Supplied data:
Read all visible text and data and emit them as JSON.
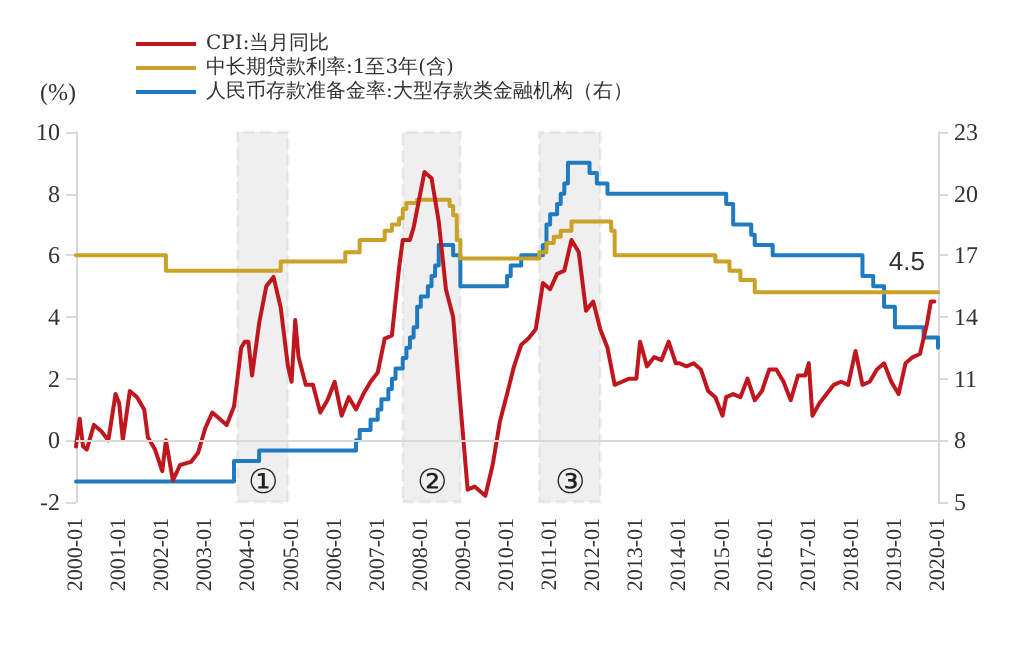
{
  "chart_data": {
    "type": "line",
    "ylabel": "(%)",
    "xlim": [
      "2000-01",
      "2020-01"
    ],
    "xticks": [
      "2000-01",
      "2001-01",
      "2002-01",
      "2003-01",
      "2004-01",
      "2005-01",
      "2006-01",
      "2007-01",
      "2008-01",
      "2009-01",
      "2010-01",
      "2011-01",
      "2012-01",
      "2013-01",
      "2014-01",
      "2015-01",
      "2016-01",
      "2017-01",
      "2018-01",
      "2019-01",
      "2020-01"
    ],
    "ylim": [
      -2,
      10
    ],
    "yticks": [
      -2,
      0,
      2,
      4,
      6,
      8,
      10
    ],
    "y2lim": [
      5,
      23
    ],
    "y2ticks": [
      5,
      8,
      11,
      14,
      17,
      20,
      23
    ],
    "grid": false,
    "legend": "top left",
    "series": [
      {
        "name": "CPI:当月同比",
        "type": "line",
        "color": "#c0161e",
        "x": [
          "2000-01",
          "2000-02",
          "2000-03",
          "2000-04",
          "2000-06",
          "2000-08",
          "2000-10",
          "2000-12",
          "2001-01",
          "2001-02",
          "2001-04",
          "2001-06",
          "2001-08",
          "2001-09",
          "2001-11",
          "2002-01",
          "2002-02",
          "2002-04",
          "2002-06",
          "2002-09",
          "2002-11",
          "2003-01",
          "2003-03",
          "2003-05",
          "2003-07",
          "2003-09",
          "2003-11",
          "2003-12",
          "2004-01",
          "2004-02",
          "2004-04",
          "2004-06",
          "2004-08",
          "2004-10",
          "2004-12",
          "2005-01",
          "2005-02",
          "2005-03",
          "2005-05",
          "2005-07",
          "2005-09",
          "2005-11",
          "2006-01",
          "2006-03",
          "2006-05",
          "2006-07",
          "2006-09",
          "2006-11",
          "2007-01",
          "2007-03",
          "2007-05",
          "2007-07",
          "2007-08",
          "2007-10",
          "2007-11",
          "2008-02",
          "2008-04",
          "2008-06",
          "2008-08",
          "2008-10",
          "2008-12",
          "2009-02",
          "2009-04",
          "2009-07",
          "2009-09",
          "2009-11",
          "2010-01",
          "2010-03",
          "2010-05",
          "2010-07",
          "2010-09",
          "2010-11",
          "2011-01",
          "2011-03",
          "2011-05",
          "2011-07",
          "2011-09",
          "2011-11",
          "2012-01",
          "2012-03",
          "2012-05",
          "2012-07",
          "2012-09",
          "2012-11",
          "2013-01",
          "2013-02",
          "2013-04",
          "2013-06",
          "2013-08",
          "2013-10",
          "2013-12",
          "2014-01",
          "2014-03",
          "2014-05",
          "2014-07",
          "2014-09",
          "2014-11",
          "2015-01",
          "2015-02",
          "2015-04",
          "2015-06",
          "2015-08",
          "2015-10",
          "2015-12",
          "2016-02",
          "2016-04",
          "2016-06",
          "2016-08",
          "2016-10",
          "2016-12",
          "2017-01",
          "2017-02",
          "2017-04",
          "2017-06",
          "2017-08",
          "2017-10",
          "2017-12",
          "2018-02",
          "2018-04",
          "2018-06",
          "2018-08",
          "2018-10",
          "2018-12",
          "2019-02",
          "2019-04",
          "2019-06",
          "2019-08",
          "2019-10",
          "2019-11",
          "2019-12"
        ],
        "values": [
          -0.2,
          0.7,
          -0.2,
          -0.3,
          0.5,
          0.3,
          0.0,
          1.5,
          1.2,
          0.0,
          1.6,
          1.4,
          1.0,
          0.1,
          -0.3,
          -1.0,
          0.0,
          -1.3,
          -0.8,
          -0.7,
          -0.4,
          0.4,
          0.9,
          0.7,
          0.5,
          1.1,
          3.0,
          3.2,
          3.2,
          2.1,
          3.8,
          5.0,
          5.3,
          4.3,
          2.4,
          1.9,
          3.9,
          2.7,
          1.8,
          1.8,
          0.9,
          1.3,
          1.9,
          0.8,
          1.4,
          1.0,
          1.5,
          1.9,
          2.2,
          3.3,
          3.4,
          5.6,
          6.5,
          6.5,
          6.9,
          8.7,
          8.5,
          7.1,
          4.9,
          4.0,
          1.2,
          -1.6,
          -1.5,
          -1.8,
          -0.8,
          0.6,
          1.5,
          2.4,
          3.1,
          3.3,
          3.6,
          5.1,
          4.9,
          5.4,
          5.5,
          6.5,
          6.1,
          4.2,
          4.5,
          3.6,
          3.0,
          1.8,
          1.9,
          2.0,
          2.0,
          3.2,
          2.4,
          2.7,
          2.6,
          3.2,
          2.5,
          2.5,
          2.4,
          2.5,
          2.3,
          1.6,
          1.4,
          0.8,
          1.4,
          1.5,
          1.4,
          2.0,
          1.3,
          1.6,
          2.3,
          2.3,
          1.9,
          1.3,
          2.1,
          2.1,
          2.5,
          0.8,
          1.2,
          1.5,
          1.8,
          1.9,
          1.8,
          2.9,
          1.8,
          1.9,
          2.3,
          2.5,
          1.9,
          1.5,
          2.5,
          2.7,
          2.8,
          3.8,
          4.5,
          4.5
        ]
      },
      {
        "name": "中长期贷款利率:1至3年(含)",
        "type": "step",
        "color": "#c9a227",
        "x": [
          "2000-01",
          "2002-02",
          "2004-10",
          "2006-04",
          "2006-08",
          "2007-03",
          "2007-05",
          "2007-07",
          "2007-08",
          "2007-09",
          "2007-12",
          "2008-09",
          "2008-10",
          "2008-11",
          "2008-12",
          "2010-10",
          "2010-12",
          "2011-02",
          "2011-04",
          "2011-07",
          "2012-06",
          "2012-07",
          "2014-11",
          "2015-03",
          "2015-06",
          "2015-10",
          "2020-01"
        ],
        "values": [
          6.0,
          5.5,
          5.8,
          6.1,
          6.5,
          6.8,
          7.0,
          7.2,
          7.5,
          7.7,
          7.8,
          7.6,
          7.3,
          6.5,
          5.9,
          6.1,
          6.4,
          6.6,
          6.8,
          7.1,
          6.8,
          6.0,
          5.8,
          5.5,
          5.2,
          4.8,
          4.8
        ]
      },
      {
        "name": "人民币存款准备金率:大型存款类金融机构（右）",
        "type": "step",
        "axis": "y2",
        "color": "#1f7bc1",
        "x": [
          "2000-01",
          "2003-09",
          "2004-04",
          "2006-07",
          "2006-08",
          "2006-11",
          "2007-01",
          "2007-02",
          "2007-04",
          "2007-05",
          "2007-06",
          "2007-08",
          "2007-09",
          "2007-10",
          "2007-11",
          "2007-12",
          "2008-01",
          "2008-03",
          "2008-04",
          "2008-05",
          "2008-06",
          "2008-10",
          "2008-12",
          "2010-01",
          "2010-02",
          "2010-05",
          "2010-11",
          "2010-12",
          "2011-01",
          "2011-03",
          "2011-04",
          "2011-05",
          "2011-06",
          "2011-12",
          "2012-02",
          "2012-05",
          "2015-02",
          "2015-04",
          "2015-09",
          "2015-10",
          "2016-03",
          "2018-04",
          "2018-07",
          "2018-10",
          "2019-01",
          "2019-09",
          "2020-01"
        ],
        "values": [
          6,
          7,
          7.5,
          8,
          8.5,
          9,
          9.5,
          10,
          10.5,
          11,
          11.5,
          12,
          12.5,
          13,
          13.5,
          14.5,
          15,
          15.5,
          16,
          16.5,
          17.5,
          17,
          15.5,
          16,
          16.5,
          17,
          17.5,
          18.5,
          19,
          19.5,
          20,
          20.5,
          21.5,
          21,
          20.5,
          20,
          19.5,
          18.5,
          18,
          17.5,
          17,
          16,
          15.5,
          14.5,
          13.5,
          13,
          12.5
        ]
      }
    ],
    "ref_lines": [
      {
        "axis": "y",
        "value": 0,
        "color": "#d9d9d9"
      }
    ],
    "bands": [
      {
        "axis": "x",
        "from": "2003-10",
        "to": "2004-12",
        "label": "①",
        "color": "#333333"
      },
      {
        "axis": "x",
        "from": "2007-08",
        "to": "2008-12",
        "label": "②",
        "color": "#333333"
      },
      {
        "axis": "x",
        "from": "2010-10",
        "to": "2012-03",
        "label": "③",
        "color": "#333333"
      }
    ],
    "annotations": [
      {
        "text": "4.5",
        "x": "2019-11",
        "y": 4.5
      }
    ]
  }
}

Directions for this task: In the entries above, how many lines contain the word "name"? Answer with the number only.

Task solution: 3